(Some records)
## Start
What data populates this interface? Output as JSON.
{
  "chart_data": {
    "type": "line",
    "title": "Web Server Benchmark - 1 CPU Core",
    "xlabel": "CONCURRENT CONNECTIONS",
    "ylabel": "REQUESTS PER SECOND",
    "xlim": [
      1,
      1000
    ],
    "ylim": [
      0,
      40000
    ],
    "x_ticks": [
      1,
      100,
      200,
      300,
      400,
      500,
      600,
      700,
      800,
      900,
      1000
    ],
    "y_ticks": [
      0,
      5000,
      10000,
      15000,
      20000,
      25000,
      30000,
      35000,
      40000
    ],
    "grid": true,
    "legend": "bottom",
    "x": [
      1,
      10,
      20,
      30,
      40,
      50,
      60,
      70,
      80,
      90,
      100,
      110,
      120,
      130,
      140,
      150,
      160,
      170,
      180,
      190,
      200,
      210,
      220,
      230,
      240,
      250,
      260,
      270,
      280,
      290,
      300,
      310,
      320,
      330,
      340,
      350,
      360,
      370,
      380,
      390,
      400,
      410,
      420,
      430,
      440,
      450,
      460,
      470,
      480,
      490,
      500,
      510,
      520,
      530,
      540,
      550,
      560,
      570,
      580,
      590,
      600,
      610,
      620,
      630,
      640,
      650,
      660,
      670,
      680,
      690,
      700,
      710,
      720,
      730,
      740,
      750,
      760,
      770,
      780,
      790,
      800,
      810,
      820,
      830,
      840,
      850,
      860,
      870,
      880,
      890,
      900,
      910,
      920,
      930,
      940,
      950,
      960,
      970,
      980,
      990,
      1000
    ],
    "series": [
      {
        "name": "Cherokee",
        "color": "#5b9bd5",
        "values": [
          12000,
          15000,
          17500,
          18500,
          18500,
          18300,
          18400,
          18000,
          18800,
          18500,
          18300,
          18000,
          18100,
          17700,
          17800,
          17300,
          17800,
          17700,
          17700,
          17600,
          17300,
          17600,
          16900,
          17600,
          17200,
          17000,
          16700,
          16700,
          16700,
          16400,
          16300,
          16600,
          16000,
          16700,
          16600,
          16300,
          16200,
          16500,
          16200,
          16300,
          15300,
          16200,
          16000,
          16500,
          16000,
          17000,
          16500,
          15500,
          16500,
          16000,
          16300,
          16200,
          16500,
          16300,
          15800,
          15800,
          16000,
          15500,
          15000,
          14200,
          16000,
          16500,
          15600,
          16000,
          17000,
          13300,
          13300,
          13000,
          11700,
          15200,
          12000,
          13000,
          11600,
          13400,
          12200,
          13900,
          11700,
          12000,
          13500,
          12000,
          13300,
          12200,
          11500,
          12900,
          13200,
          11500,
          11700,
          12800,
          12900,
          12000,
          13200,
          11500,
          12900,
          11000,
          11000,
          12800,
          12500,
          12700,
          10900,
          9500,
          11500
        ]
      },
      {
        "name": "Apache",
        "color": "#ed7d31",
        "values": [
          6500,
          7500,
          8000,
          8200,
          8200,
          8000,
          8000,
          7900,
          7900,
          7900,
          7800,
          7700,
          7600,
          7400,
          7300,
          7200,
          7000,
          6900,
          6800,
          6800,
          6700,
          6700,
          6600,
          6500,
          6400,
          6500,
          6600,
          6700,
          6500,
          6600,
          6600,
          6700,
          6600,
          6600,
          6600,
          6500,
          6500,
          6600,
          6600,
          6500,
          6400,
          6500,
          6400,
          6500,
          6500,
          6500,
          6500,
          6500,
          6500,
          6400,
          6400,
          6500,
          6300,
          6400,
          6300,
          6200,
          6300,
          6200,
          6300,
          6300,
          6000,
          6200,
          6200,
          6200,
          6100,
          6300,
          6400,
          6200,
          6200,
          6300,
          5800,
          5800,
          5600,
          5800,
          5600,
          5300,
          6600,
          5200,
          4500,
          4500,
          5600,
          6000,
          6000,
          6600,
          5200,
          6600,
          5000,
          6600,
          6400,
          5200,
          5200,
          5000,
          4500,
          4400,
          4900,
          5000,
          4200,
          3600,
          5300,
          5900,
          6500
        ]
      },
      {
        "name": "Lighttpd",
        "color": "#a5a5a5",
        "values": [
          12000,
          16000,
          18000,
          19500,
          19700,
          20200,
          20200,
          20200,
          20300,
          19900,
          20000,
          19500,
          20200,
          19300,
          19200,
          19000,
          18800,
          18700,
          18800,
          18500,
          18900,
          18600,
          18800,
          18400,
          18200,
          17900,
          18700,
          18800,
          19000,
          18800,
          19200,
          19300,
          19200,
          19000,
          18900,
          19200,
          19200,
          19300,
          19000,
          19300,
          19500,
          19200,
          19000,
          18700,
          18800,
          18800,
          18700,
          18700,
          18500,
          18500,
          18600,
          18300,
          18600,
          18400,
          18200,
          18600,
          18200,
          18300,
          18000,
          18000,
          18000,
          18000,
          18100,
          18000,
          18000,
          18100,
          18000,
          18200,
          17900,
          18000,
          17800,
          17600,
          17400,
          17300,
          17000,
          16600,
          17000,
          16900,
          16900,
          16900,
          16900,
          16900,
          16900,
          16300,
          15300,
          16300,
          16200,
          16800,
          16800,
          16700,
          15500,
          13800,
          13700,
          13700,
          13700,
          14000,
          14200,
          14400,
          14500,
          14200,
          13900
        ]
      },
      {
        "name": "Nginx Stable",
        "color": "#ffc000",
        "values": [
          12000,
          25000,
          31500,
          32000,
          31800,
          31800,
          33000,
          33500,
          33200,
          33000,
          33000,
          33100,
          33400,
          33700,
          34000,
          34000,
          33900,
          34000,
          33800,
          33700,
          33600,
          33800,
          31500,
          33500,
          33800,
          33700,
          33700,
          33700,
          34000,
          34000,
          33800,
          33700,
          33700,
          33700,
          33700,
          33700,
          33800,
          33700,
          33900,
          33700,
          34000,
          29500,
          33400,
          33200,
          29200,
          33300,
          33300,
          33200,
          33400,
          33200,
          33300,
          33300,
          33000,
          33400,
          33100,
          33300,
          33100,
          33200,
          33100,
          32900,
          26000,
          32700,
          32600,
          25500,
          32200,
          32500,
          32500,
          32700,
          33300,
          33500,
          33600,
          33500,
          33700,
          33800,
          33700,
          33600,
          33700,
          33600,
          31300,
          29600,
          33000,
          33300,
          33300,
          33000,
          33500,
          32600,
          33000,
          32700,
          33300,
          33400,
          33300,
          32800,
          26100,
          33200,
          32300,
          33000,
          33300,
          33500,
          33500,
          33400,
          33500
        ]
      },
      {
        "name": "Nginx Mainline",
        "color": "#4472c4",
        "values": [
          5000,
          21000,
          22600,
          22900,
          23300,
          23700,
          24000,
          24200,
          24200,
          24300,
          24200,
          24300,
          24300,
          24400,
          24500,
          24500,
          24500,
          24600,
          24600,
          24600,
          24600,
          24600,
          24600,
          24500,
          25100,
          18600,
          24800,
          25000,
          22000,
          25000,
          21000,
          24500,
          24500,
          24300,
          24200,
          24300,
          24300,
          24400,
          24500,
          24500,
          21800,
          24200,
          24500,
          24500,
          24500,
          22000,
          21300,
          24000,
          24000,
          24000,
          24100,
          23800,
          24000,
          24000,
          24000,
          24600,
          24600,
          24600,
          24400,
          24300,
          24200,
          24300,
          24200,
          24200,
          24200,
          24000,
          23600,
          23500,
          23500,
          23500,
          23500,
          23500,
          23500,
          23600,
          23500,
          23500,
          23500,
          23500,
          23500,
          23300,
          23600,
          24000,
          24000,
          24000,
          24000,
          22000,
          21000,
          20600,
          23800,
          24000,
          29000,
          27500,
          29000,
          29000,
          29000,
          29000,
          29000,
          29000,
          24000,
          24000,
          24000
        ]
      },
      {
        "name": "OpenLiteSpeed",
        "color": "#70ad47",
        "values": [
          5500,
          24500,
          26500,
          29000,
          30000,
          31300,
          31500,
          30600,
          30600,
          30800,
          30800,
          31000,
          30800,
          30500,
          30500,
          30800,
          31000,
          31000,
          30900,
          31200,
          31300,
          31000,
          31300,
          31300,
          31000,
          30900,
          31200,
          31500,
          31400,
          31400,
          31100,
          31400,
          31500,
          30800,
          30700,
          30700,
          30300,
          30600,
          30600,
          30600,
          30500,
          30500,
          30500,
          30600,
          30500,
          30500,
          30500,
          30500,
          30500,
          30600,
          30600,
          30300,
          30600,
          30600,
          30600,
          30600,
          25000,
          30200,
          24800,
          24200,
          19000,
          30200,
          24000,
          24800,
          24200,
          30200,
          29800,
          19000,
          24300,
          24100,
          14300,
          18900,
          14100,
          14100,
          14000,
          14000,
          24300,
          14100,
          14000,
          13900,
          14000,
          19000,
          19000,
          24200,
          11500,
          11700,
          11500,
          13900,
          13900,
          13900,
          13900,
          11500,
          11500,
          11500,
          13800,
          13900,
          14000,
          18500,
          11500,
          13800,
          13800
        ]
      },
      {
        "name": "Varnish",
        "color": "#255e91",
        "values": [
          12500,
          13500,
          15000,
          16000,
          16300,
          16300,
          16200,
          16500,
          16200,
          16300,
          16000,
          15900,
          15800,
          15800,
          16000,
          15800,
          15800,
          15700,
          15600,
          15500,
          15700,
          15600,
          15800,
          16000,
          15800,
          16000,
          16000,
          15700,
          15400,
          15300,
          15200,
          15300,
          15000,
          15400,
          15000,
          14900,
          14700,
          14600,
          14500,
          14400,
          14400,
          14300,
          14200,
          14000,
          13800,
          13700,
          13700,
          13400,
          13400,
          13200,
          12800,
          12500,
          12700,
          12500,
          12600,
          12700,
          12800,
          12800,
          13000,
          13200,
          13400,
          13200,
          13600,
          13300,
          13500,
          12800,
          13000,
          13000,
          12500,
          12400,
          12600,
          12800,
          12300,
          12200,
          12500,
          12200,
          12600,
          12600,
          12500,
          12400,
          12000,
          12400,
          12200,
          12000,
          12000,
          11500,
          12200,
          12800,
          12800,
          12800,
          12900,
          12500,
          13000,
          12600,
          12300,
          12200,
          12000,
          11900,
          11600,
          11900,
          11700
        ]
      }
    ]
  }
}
## End
*TASK TO CARRY OUT*.
Count the lines in the entries that hold the word "name", and give nothing but the total.

*EXERCISE RESULT*.
7